• **Aim**: Your task is to extract every line from the material below exactly.

━━━ Exercise input ━━━

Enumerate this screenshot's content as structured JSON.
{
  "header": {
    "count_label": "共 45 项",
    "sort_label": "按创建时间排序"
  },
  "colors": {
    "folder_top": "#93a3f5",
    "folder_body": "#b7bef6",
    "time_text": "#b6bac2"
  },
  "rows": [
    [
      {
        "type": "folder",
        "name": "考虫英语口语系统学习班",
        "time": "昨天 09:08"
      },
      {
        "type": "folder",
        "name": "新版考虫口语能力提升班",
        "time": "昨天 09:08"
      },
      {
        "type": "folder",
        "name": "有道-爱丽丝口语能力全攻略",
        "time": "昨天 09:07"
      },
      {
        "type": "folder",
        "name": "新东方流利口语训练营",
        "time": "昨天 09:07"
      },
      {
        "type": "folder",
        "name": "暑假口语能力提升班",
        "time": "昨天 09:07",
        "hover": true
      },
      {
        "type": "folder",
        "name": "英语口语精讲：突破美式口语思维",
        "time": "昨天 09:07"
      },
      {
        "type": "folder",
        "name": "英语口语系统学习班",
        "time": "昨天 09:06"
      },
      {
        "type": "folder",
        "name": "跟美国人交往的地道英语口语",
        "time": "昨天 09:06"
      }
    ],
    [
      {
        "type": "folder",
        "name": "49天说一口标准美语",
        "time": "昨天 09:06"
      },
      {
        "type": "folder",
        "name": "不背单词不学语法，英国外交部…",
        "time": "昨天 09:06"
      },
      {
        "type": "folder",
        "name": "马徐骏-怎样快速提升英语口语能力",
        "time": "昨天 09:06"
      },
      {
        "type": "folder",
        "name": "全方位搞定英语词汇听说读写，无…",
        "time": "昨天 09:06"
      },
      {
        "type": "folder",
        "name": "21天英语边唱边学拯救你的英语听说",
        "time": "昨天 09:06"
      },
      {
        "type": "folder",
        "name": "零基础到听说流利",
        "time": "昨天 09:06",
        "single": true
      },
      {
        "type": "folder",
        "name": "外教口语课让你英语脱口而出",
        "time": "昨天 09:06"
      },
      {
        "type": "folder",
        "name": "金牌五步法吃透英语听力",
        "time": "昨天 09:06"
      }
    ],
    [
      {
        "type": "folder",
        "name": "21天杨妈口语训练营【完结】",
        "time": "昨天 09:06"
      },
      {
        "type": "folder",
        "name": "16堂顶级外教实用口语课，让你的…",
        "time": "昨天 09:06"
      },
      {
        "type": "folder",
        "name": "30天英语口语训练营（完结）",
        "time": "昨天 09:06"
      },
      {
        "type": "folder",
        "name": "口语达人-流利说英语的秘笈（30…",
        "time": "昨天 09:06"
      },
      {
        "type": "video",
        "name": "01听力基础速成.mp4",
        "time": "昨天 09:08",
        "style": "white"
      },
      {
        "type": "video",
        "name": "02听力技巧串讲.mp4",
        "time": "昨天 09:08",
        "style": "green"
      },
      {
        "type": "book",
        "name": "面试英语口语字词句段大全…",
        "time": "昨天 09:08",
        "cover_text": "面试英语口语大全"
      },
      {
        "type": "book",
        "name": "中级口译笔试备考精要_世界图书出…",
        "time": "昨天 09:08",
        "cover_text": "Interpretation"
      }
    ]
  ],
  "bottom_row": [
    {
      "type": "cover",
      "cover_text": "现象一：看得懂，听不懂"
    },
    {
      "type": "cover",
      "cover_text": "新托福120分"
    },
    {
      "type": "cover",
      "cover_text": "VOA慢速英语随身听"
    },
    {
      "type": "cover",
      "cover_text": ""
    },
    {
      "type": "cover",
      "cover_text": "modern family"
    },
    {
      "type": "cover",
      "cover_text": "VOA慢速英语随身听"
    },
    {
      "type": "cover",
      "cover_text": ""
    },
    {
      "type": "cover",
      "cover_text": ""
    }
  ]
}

━━━

• **Complete response**:
Enumerate this screenshot's content as structured JSON.
{
  "header": {
    "count_label": "共 45 项",
    "sort_label": "按创建时间排序"
  },
  "colors": {
    "folder_top": "#93a3f5",
    "folder_body": "#b7bef6",
    "time_text": "#b6bac2"
  },
  "rows": [
    [
      {
        "type": "folder",
        "name": "考虫英语口语系统学习班",
        "time": "昨天 09:08"
      },
      {
        "type": "folder",
        "name": "新版考虫口语能力提升班",
        "time": "昨天 09:08"
      },
      {
        "type": "folder",
        "name": "有道-爱丽丝口语能力全攻略",
        "time": "昨天 09:07"
      },
      {
        "type": "folder",
        "name": "新东方流利口语训练营",
        "time": "昨天 09:07"
      },
      {
        "type": "folder",
        "name": "暑假口语能力提升班",
        "time": "昨天 09:07",
        "hover": true
      },
      {
        "type": "folder",
        "name": "英语口语精讲：突破美式口语思维",
        "time": "昨天 09:07"
      },
      {
        "type": "folder",
        "name": "英语口语系统学习班",
        "time": "昨天 09:06"
      },
      {
        "type": "folder",
        "name": "跟美国人交往的地道英语口语",
        "time": "昨天 09:06"
      }
    ],
    [
      {
        "type": "folder",
        "name": "49天说一口标准美语",
        "time": "昨天 09:06"
      },
      {
        "type": "folder",
        "name": "不背单词不学语法，英国外交部…",
        "time": "昨天 09:06"
      },
      {
        "type": "folder",
        "name": "马徐骏-怎样快速提升英语口语能力",
        "time": "昨天 09:06"
      },
      {
        "type": "folder",
        "name": "全方位搞定英语词汇听说读写，无…",
        "time": "昨天 09:06"
      },
      {
        "type": "folder",
        "name": "21天英语边唱边学拯救你的英语听说",
        "time": "昨天 09:06"
      },
      {
        "type": "folder",
        "name": "零基础到听说流利",
        "time": "昨天 09:06",
        "single": true
      },
      {
        "type": "folder",
        "name": "外教口语课让你英语脱口而出",
        "time": "昨天 09:06"
      },
      {
        "type": "folder",
        "name": "金牌五步法吃透英语听力",
        "time": "昨天 09:06"
      }
    ],
    [
      {
        "type": "folder",
        "name": "21天杨妈口语训练营【完结】",
        "time": "昨天 09:06"
      },
      {
        "type": "folder",
        "name": "16堂顶级外教实用口语课，让你的…",
        "time": "昨天 09:06"
      },
      {
        "type": "folder",
        "name": "30天英语口语训练营（完结）",
        "time": "昨天 09:06"
      },
      {
        "type": "folder",
        "name": "口语达人-流利说英语的秘笈（30…",
        "time": "昨天 09:06"
      },
      {
        "type": "video",
        "name": "01听力基础速成.mp4",
        "time": "昨天 09:08",
        "style": "white"
      },
      {
        "type": "video",
        "name": "02听力技巧串讲.mp4",
        "time": "昨天 09:08",
        "style": "green"
      },
      {
        "type": "book",
        "name": "面试英语口语字词句段大全…",
        "time": "昨天 09:08",
        "cover_text": "面试英语口语大全"
      },
      {
        "type": "book",
        "name": "中级口译笔试备考精要_世界图书出…",
        "time": "昨天 09:08",
        "cover_text": "Interpretation"
      }
    ]
  ],
  "bottom_row": [
    {
      "type": "cover",
      "cover_text": "现象一：看得懂，听不懂"
    },
    {
      "type": "cover",
      "cover_text": "新托福120分"
    },
    {
      "type": "cover",
      "cover_text": "VOA慢速英语随身听"
    },
    {
      "type": "cover",
      "cover_text": ""
    },
    {
      "type": "cover",
      "cover_text": "modern family"
    },
    {
      "type": "cover",
      "cover_text": "VOA慢速英语随身听"
    },
    {
      "type": "cover",
      "cover_text": ""
    },
    {
      "type": "cover",
      "cover_text": ""
    }
  ]
}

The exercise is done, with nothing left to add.